__Task to complete__
Return all of the lines below exactly as they are.
[begin Working data]
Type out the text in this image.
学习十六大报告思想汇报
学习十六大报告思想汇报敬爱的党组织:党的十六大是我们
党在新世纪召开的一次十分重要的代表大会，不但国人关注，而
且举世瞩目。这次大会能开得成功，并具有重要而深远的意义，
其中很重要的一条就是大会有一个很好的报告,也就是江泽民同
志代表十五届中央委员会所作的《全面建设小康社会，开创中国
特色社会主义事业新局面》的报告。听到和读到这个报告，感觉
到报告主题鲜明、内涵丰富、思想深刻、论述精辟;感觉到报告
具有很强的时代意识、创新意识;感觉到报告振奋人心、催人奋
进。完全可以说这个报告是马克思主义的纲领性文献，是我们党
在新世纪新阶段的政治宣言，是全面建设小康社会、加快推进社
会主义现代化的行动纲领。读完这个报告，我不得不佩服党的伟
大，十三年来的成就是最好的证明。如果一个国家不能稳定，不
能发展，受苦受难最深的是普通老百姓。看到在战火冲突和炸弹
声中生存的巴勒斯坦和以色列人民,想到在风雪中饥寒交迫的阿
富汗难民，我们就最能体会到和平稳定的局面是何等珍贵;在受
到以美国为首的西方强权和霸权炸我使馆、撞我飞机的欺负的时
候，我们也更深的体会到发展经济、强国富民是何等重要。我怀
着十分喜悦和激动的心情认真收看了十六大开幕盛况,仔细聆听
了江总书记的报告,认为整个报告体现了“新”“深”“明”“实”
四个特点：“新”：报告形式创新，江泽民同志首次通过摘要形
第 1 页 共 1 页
[end Working data]
__Full output__
Type out the text in this image.
学习十六大报告思想汇报
学习十六大报告思想汇报敬爱的党组织:党的十六大是我们
党在新世纪召开的一次十分重要的代表大会，不但国人关注，而
且举世瞩目。这次大会能开得成功，并具有重要而深远的意义，
其中很重要的一条就是大会有一个很好的报告,也就是江泽民同
志代表十五届中央委员会所作的《全面建设小康社会，开创中国
特色社会主义事业新局面》的报告。听到和读到这个报告，感觉
到报告主题鲜明、内涵丰富、思想深刻、论述精辟;感觉到报告
具有很强的时代意识、创新意识;感觉到报告振奋人心、催人奋
进。完全可以说这个报告是马克思主义的纲领性文献，是我们党
在新世纪新阶段的政治宣言，是全面建设小康社会、加快推进社
会主义现代化的行动纲领。读完这个报告，我不得不佩服党的伟
大，十三年来的成就是最好的证明。如果一个国家不能稳定，不
能发展，受苦受难最深的是普通老百姓。看到在战火冲突和炸弹
声中生存的巴勒斯坦和以色列人民,想到在风雪中饥寒交迫的阿
富汗难民，我们就最能体会到和平稳定的局面是何等珍贵;在受
到以美国为首的西方强权和霸权炸我使馆、撞我飞机的欺负的时
候，我们也更深的体会到发展经济、强国富民是何等重要。我怀
着十分喜悦和激动的心情认真收看了十六大开幕盛况,仔细聆听
了江总书记的报告,认为整个报告体现了“新”“深”“明”“实”
四个特点：“新”：报告形式创新，江泽民同志首次通过摘要形
第 1 页 共 1 页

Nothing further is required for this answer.